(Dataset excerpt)

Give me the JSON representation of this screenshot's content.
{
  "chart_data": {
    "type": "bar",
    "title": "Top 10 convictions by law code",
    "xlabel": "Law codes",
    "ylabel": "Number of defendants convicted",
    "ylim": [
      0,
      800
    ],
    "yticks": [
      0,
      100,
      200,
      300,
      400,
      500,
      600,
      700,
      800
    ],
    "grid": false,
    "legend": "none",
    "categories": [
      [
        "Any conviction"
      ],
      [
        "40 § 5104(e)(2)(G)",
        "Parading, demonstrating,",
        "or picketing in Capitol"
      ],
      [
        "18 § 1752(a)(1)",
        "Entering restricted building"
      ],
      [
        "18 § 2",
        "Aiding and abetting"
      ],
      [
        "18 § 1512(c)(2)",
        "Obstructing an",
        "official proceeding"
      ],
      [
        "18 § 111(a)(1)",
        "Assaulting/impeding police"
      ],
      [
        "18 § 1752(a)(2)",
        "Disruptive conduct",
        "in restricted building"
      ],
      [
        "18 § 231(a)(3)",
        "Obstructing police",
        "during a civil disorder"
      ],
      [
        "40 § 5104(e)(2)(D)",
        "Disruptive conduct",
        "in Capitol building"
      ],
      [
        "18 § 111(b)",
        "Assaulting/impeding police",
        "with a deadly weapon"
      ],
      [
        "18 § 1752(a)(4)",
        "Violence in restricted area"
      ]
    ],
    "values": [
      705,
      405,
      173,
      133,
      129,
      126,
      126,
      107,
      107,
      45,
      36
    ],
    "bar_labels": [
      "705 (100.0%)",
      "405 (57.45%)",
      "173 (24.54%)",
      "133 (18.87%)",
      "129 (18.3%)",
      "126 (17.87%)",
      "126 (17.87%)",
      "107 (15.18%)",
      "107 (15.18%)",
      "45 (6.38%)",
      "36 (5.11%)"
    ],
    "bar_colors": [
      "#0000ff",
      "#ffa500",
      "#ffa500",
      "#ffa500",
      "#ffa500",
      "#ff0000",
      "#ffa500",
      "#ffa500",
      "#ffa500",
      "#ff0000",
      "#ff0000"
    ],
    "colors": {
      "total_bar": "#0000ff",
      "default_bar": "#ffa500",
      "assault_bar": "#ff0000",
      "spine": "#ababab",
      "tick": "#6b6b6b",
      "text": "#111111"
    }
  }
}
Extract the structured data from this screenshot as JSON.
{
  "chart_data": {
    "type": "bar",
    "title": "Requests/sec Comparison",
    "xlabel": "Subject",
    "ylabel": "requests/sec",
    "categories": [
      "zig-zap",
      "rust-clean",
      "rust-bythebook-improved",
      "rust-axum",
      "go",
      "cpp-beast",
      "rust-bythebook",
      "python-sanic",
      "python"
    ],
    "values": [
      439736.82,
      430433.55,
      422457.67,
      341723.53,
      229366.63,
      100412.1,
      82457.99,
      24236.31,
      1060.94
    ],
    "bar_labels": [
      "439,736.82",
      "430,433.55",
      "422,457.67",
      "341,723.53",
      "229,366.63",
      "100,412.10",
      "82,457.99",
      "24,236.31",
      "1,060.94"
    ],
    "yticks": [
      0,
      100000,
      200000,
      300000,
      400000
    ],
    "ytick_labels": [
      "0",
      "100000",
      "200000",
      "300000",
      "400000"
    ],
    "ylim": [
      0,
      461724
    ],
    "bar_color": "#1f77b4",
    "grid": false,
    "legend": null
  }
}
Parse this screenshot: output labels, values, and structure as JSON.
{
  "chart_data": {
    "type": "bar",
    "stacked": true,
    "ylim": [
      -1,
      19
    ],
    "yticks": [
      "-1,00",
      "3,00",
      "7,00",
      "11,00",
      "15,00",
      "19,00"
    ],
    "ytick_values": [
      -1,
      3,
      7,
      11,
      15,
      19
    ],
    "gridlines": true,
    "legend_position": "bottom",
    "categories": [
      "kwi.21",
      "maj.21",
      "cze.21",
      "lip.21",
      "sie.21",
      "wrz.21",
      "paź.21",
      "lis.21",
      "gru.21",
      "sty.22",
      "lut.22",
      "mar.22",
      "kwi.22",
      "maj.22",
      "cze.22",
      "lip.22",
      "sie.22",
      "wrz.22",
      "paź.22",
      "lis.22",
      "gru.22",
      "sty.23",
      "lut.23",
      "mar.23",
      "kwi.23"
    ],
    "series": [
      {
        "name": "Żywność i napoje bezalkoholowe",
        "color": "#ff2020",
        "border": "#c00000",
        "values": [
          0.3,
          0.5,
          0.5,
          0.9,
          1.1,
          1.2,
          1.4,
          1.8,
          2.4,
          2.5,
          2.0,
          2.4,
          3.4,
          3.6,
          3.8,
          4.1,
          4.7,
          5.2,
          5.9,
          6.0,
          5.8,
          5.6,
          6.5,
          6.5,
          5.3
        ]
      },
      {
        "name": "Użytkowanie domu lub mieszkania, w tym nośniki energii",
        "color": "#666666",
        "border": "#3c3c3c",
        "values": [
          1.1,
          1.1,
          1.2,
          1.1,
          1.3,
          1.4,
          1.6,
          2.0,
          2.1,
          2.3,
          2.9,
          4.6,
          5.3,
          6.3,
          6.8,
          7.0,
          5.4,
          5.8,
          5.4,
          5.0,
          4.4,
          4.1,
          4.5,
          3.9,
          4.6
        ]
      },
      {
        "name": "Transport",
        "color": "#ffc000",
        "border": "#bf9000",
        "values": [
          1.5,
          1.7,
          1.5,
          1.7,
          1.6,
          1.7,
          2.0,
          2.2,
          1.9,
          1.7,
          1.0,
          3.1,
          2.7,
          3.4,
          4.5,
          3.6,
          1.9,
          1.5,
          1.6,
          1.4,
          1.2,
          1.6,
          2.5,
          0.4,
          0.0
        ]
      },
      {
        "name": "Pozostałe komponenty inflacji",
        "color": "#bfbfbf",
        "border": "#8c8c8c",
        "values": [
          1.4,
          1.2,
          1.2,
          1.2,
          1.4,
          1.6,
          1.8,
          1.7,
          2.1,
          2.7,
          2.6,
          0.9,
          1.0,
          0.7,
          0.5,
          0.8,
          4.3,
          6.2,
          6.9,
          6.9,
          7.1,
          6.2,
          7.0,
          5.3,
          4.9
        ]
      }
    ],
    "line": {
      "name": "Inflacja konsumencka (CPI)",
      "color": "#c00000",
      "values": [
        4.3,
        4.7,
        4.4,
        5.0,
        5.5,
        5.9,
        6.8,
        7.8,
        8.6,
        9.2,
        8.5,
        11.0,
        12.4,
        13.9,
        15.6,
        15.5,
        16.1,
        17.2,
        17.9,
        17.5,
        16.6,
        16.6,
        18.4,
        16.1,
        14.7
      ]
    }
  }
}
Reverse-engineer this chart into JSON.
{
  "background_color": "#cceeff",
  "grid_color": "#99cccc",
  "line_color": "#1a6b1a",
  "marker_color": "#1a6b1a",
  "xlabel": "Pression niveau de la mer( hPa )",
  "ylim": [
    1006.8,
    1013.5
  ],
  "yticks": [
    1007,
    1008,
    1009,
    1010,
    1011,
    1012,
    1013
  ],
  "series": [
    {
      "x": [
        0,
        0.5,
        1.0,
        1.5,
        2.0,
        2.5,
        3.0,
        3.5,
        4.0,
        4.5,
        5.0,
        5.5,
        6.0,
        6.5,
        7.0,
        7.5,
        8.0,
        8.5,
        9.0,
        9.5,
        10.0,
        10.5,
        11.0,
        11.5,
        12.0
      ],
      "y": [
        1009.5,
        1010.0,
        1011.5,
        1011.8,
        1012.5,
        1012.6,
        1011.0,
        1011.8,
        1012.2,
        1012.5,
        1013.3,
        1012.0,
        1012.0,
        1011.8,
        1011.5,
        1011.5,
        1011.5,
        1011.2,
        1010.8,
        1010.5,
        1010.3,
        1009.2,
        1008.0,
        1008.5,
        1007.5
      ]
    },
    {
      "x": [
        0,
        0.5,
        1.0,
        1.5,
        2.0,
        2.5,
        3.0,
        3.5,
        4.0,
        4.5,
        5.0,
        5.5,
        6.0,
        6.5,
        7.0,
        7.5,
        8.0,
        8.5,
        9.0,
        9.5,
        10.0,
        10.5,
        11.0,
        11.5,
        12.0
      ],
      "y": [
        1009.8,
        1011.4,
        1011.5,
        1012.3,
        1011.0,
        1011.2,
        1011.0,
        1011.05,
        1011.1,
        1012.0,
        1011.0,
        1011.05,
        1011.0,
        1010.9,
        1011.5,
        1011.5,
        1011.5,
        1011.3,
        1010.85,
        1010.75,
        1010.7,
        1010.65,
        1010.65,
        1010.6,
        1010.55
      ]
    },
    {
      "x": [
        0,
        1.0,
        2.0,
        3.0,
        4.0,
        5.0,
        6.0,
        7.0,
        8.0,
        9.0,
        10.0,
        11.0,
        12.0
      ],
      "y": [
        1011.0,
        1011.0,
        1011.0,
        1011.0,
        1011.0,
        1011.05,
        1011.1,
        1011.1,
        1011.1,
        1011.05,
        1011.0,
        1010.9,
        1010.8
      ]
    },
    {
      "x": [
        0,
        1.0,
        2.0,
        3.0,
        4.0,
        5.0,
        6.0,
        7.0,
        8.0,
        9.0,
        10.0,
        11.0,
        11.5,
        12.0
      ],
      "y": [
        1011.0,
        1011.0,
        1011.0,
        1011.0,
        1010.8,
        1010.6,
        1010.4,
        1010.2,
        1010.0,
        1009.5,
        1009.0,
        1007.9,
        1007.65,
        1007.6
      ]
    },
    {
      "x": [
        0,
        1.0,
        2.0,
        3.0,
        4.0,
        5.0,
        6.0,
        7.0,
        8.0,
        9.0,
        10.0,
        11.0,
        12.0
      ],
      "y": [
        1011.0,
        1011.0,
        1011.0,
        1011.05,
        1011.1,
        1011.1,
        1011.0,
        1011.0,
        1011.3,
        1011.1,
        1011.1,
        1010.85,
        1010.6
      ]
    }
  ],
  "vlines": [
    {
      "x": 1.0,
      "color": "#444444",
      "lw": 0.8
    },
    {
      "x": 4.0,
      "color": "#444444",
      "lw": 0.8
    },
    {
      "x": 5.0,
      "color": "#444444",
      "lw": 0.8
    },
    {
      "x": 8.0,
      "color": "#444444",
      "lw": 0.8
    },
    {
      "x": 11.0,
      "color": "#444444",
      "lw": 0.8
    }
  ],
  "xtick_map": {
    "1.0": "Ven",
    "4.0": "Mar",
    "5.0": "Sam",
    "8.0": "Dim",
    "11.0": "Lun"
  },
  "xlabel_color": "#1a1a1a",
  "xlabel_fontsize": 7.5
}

▸ **Set problem**: In the listing, find every line containing the word "Capitol" and list it.

▸ **Complete output**:
        "or picketing in Capitol"
        "in Capitol building"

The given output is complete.